## Data tied to figure images:
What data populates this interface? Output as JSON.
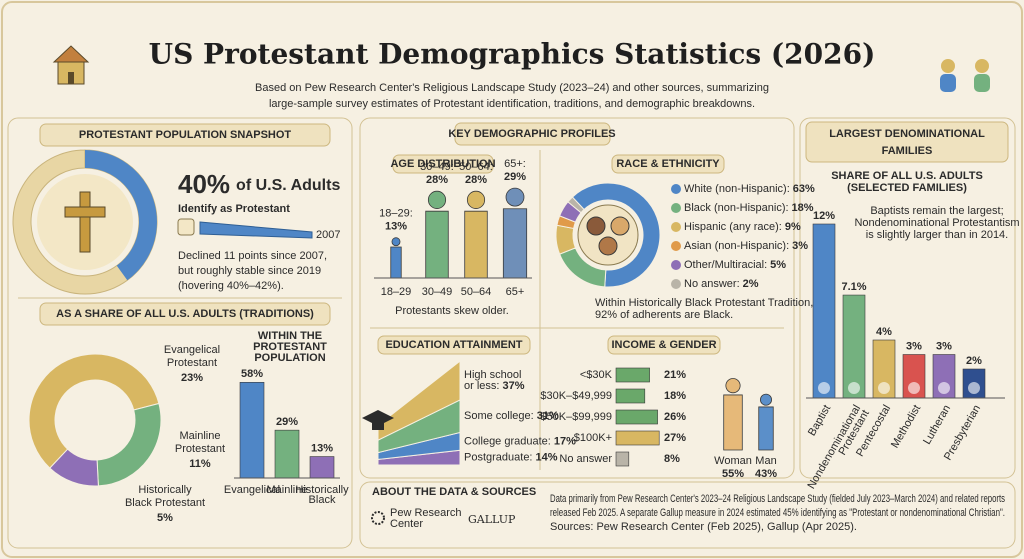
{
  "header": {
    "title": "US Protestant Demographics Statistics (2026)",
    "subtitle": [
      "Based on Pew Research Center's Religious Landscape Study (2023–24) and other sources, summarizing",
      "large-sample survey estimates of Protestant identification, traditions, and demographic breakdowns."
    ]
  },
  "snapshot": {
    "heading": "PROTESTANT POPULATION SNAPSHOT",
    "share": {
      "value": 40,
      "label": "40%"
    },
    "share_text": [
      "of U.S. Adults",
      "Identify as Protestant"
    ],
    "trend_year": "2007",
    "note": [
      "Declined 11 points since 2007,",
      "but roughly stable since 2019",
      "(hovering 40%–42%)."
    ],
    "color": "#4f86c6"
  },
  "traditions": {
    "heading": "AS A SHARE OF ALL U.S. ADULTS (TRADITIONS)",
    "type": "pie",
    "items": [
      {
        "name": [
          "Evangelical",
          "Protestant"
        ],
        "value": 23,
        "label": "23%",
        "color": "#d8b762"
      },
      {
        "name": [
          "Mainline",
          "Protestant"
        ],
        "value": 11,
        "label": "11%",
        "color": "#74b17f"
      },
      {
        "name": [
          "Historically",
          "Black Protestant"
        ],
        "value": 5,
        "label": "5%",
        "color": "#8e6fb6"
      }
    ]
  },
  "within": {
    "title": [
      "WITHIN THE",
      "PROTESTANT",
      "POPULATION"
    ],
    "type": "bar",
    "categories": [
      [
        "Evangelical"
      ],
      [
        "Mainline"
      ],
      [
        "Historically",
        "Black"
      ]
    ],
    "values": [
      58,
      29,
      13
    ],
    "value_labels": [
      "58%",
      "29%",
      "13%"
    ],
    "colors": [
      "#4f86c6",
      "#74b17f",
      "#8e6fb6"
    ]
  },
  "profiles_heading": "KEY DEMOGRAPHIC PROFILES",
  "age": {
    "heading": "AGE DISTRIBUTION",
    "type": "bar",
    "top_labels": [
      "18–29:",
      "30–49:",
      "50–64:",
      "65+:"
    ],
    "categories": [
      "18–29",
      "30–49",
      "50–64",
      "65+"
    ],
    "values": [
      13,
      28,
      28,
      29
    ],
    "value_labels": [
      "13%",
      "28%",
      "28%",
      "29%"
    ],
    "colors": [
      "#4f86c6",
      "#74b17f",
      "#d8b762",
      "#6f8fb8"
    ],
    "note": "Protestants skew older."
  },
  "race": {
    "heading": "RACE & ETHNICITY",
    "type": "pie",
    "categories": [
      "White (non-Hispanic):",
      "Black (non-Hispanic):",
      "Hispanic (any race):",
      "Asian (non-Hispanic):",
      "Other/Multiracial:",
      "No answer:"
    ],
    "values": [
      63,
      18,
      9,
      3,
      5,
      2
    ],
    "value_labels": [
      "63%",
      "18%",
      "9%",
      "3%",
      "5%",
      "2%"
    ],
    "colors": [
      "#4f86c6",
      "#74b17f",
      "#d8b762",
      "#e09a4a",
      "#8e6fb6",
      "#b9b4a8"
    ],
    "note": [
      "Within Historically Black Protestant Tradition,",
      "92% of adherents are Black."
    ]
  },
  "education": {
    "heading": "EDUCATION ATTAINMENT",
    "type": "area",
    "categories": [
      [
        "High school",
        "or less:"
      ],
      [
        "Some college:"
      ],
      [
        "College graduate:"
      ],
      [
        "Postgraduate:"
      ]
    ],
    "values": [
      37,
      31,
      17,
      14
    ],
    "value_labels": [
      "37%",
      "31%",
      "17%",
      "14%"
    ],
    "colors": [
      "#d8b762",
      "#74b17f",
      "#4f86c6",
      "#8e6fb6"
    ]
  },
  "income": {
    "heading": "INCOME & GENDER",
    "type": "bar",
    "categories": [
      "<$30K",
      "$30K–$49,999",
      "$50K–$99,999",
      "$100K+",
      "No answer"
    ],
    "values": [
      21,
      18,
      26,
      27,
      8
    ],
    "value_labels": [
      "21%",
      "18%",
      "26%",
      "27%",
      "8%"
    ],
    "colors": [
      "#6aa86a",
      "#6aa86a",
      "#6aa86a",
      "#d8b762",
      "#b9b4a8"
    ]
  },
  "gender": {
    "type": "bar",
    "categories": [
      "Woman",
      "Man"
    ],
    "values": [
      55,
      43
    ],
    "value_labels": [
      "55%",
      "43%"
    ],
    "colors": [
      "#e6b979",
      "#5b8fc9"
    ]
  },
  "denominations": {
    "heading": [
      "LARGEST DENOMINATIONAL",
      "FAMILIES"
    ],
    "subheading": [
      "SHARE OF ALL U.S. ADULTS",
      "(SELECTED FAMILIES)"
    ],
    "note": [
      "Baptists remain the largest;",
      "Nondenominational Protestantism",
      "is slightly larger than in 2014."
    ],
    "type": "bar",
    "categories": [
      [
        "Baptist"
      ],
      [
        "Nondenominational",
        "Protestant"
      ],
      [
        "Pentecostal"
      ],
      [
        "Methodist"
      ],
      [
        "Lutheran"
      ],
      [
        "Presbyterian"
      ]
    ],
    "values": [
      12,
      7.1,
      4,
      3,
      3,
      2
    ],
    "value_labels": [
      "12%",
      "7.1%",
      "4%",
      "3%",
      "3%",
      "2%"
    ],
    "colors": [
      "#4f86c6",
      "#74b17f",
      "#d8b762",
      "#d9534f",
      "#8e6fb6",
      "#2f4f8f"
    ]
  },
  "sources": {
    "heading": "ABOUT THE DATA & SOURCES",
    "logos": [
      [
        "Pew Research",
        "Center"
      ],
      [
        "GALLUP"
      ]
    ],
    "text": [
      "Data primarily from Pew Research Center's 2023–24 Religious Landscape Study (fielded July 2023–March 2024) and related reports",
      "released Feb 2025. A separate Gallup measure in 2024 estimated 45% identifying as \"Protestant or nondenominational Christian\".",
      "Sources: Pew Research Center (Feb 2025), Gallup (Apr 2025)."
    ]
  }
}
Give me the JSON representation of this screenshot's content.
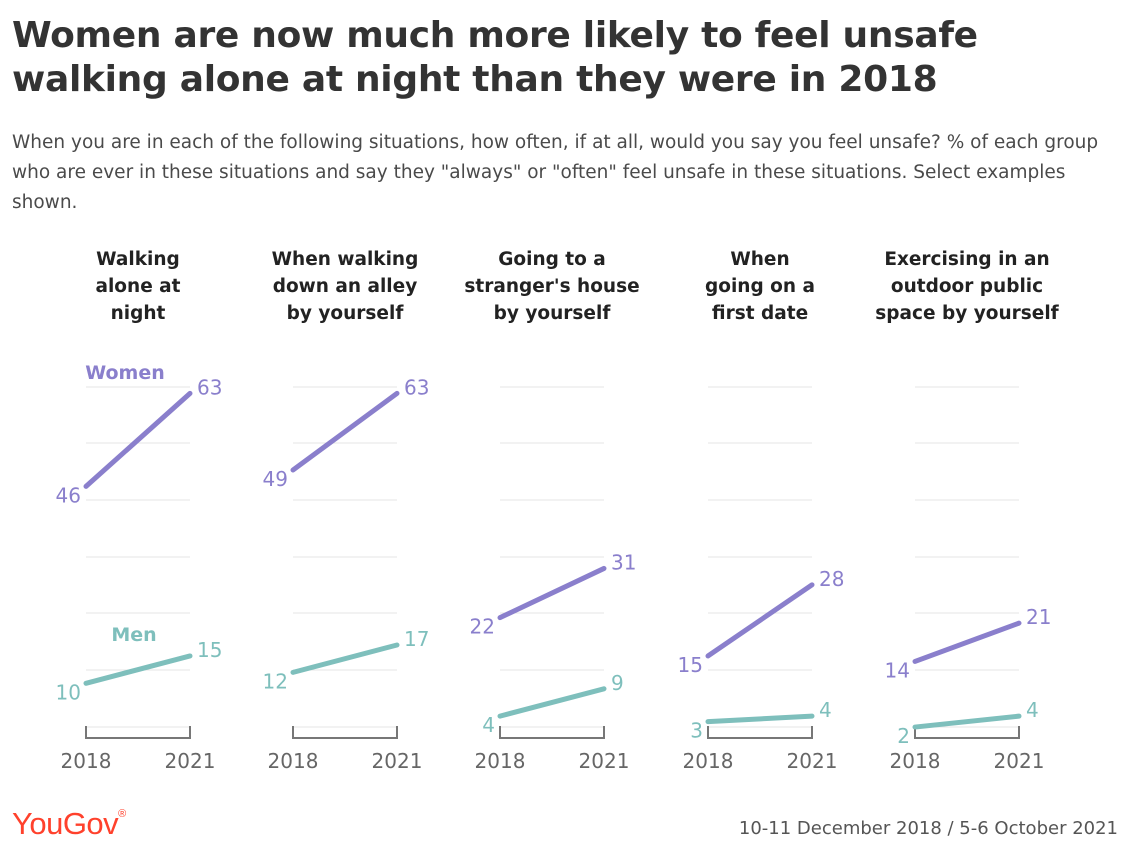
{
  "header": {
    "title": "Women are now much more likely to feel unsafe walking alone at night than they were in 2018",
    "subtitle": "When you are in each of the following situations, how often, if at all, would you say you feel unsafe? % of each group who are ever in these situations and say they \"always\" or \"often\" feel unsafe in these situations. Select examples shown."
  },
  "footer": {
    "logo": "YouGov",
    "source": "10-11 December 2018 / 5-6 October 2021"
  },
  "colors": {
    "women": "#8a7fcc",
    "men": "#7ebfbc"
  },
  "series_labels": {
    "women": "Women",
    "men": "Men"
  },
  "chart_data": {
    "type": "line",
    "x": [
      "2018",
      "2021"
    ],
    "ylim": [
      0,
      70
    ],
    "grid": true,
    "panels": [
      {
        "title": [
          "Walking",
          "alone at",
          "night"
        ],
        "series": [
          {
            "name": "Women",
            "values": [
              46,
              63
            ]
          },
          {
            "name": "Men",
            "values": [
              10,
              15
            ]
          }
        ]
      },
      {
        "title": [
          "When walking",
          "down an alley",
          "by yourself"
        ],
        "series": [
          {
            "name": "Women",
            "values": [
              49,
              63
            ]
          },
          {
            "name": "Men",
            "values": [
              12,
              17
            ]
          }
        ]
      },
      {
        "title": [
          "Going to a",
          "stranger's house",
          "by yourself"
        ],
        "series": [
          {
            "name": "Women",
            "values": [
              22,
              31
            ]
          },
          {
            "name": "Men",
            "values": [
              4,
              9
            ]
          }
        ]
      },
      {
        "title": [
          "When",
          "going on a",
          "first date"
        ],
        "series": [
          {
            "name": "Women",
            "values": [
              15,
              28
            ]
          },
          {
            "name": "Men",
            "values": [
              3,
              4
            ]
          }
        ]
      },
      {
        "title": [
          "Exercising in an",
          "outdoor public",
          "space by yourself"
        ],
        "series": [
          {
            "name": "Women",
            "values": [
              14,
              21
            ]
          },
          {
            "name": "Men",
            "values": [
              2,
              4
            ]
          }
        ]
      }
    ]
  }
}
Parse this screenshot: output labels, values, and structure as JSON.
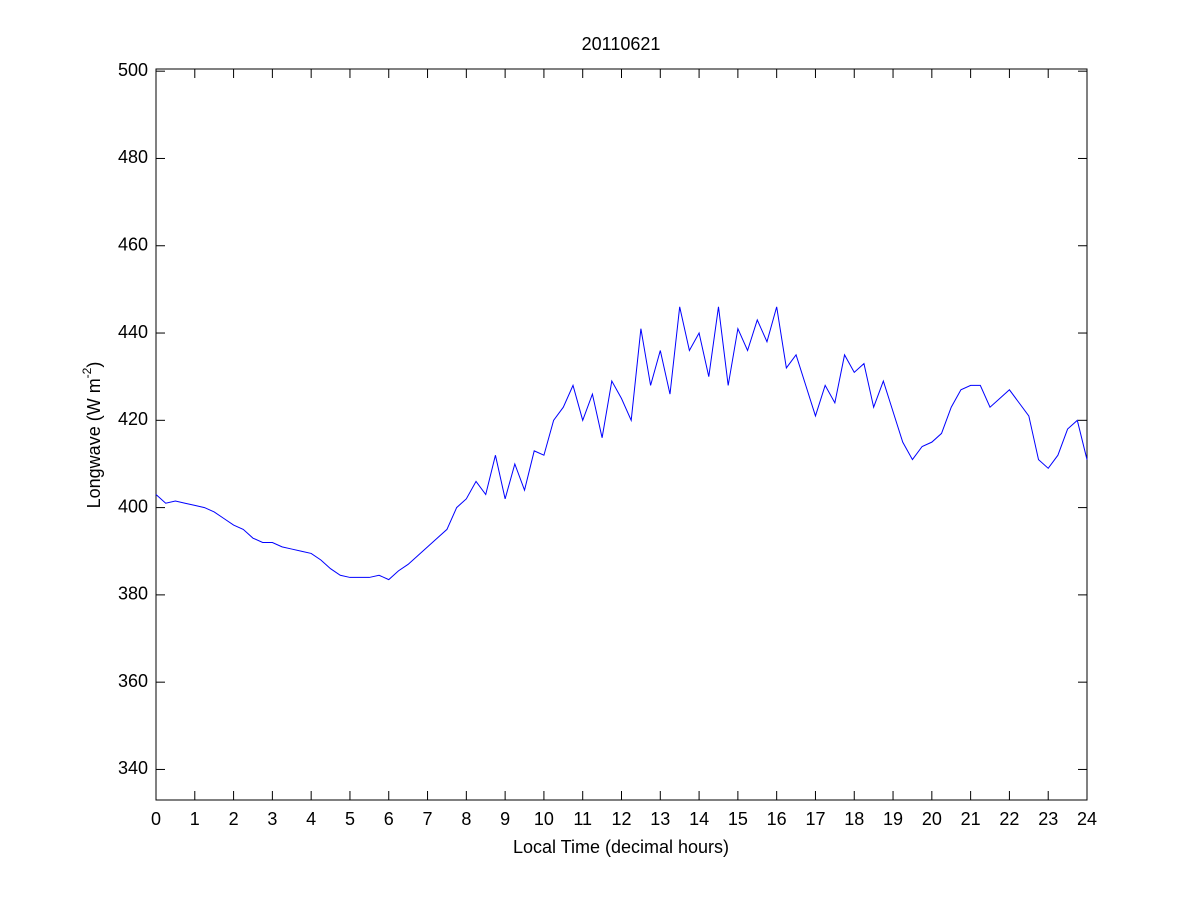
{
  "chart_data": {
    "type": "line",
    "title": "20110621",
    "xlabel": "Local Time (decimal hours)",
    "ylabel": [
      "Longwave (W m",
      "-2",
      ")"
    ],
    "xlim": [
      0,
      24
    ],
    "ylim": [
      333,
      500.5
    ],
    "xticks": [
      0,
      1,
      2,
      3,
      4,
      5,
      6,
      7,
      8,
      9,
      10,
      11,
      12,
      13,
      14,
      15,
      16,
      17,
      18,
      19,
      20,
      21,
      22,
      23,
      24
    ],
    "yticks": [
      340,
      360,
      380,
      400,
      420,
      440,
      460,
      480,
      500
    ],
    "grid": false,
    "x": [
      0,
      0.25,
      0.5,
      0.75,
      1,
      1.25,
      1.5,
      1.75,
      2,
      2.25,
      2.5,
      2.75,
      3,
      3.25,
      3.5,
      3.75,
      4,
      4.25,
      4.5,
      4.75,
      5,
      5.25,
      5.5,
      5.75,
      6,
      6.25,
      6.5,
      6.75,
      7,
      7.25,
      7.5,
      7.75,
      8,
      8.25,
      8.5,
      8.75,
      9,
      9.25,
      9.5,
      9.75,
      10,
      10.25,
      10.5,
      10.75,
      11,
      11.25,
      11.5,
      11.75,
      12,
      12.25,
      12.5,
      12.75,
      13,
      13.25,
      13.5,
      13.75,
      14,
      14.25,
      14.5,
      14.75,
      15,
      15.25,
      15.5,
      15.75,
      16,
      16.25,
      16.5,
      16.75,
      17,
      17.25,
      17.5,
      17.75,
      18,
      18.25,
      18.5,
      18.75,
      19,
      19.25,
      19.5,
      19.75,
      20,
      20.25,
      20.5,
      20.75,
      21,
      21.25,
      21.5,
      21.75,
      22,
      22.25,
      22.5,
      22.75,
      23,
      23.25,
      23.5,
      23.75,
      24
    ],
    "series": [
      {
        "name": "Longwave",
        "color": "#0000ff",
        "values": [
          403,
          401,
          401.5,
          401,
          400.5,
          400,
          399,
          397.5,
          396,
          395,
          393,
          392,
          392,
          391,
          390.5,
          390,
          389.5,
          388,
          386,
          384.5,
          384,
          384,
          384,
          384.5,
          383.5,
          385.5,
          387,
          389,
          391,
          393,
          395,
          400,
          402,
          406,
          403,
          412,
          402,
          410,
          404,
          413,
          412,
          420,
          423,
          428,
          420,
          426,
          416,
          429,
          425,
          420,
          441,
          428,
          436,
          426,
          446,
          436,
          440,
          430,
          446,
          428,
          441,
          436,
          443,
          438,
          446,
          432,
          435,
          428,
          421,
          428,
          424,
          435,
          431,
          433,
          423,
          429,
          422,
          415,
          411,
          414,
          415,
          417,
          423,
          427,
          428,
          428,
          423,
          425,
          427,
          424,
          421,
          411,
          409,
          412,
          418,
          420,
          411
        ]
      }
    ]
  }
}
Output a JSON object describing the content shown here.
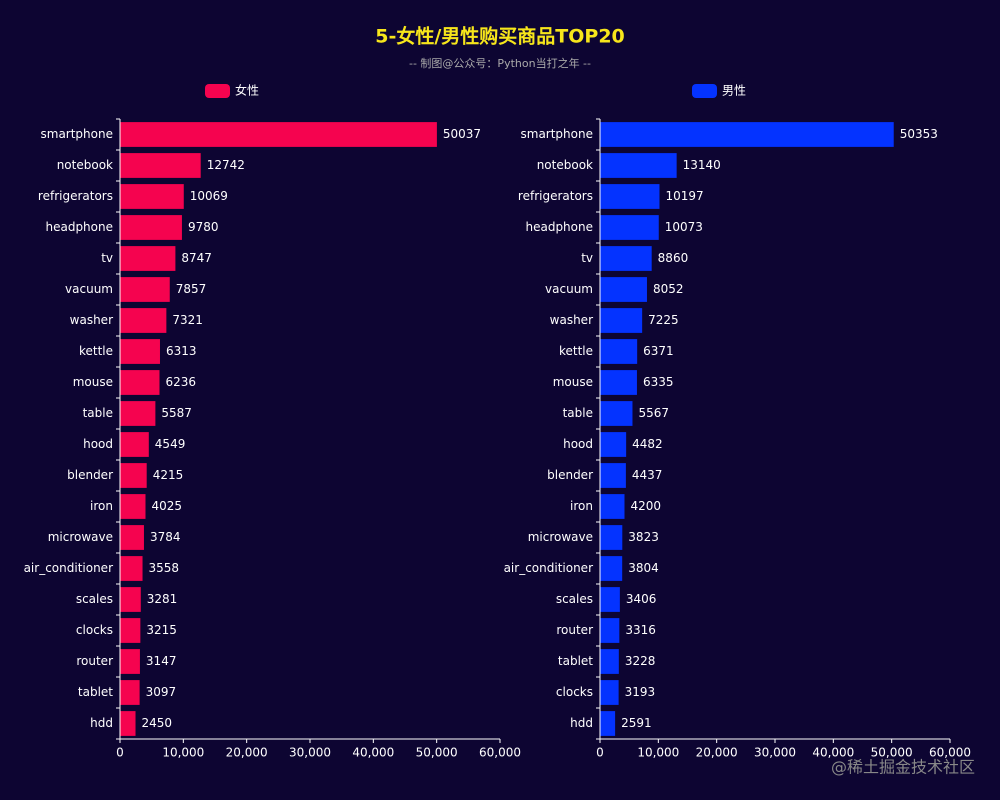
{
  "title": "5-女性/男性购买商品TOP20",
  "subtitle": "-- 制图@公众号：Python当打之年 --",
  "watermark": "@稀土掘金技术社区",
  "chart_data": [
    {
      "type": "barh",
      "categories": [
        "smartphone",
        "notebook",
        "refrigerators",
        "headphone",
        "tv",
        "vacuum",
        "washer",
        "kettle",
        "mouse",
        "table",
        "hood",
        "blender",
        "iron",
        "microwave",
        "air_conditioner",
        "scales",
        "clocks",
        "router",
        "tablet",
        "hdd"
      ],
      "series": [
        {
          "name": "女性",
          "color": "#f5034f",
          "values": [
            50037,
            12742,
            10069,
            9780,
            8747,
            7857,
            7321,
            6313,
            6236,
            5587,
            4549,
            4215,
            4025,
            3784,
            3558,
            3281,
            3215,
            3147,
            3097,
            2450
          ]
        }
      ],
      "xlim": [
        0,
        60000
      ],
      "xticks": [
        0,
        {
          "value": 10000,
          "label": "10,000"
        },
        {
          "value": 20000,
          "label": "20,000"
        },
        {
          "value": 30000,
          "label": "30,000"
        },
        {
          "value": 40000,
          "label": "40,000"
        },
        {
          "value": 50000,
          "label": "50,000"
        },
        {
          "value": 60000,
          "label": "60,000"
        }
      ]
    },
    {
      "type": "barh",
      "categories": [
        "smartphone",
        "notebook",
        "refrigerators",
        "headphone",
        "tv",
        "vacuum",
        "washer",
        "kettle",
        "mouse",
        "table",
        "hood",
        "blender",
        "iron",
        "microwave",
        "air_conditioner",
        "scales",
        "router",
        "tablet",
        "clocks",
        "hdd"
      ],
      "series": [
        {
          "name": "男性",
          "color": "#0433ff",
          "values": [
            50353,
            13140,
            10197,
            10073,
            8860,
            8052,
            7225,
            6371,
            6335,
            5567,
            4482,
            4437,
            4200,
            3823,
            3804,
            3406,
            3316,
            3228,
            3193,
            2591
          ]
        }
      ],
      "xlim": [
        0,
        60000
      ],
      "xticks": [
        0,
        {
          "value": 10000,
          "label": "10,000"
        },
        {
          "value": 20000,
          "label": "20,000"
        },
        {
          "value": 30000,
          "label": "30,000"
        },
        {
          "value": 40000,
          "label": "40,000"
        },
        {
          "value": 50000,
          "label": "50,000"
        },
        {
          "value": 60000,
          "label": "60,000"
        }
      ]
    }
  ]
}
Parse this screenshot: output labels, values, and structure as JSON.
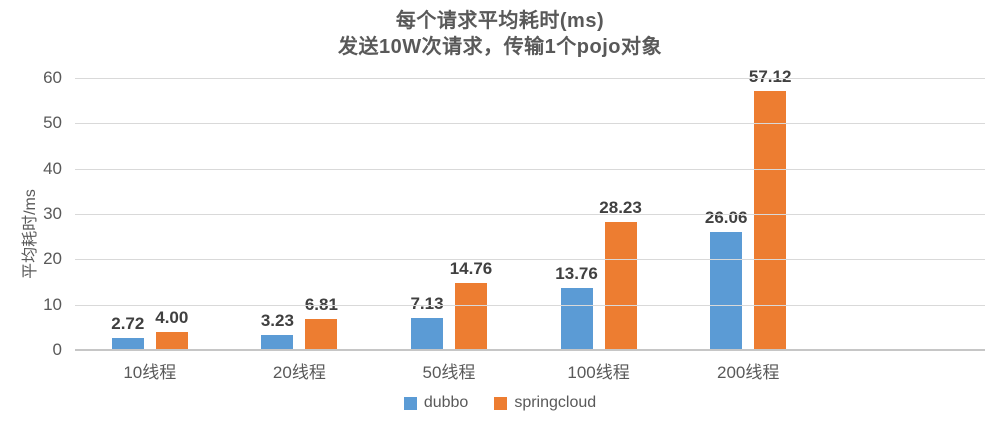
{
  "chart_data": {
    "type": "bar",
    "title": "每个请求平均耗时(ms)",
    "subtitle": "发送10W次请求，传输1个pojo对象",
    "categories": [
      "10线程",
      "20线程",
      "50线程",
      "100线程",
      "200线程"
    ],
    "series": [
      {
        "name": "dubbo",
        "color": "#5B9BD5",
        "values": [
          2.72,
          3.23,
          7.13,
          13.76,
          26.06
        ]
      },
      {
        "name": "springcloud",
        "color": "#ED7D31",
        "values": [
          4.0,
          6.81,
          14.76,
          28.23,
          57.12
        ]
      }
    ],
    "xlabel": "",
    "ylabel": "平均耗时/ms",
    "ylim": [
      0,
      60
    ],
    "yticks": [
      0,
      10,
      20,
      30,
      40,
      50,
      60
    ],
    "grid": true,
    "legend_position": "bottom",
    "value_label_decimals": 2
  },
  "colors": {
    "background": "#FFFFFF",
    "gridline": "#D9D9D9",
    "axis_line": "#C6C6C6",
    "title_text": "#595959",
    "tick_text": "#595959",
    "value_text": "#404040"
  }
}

## THE REQUEST:
Every line above that contains the word "POPULATION" should be reported.

## RESPONSE:
    "heading": "PROTESTANT POPULATION SNAPSHOT",
      "POPULATION"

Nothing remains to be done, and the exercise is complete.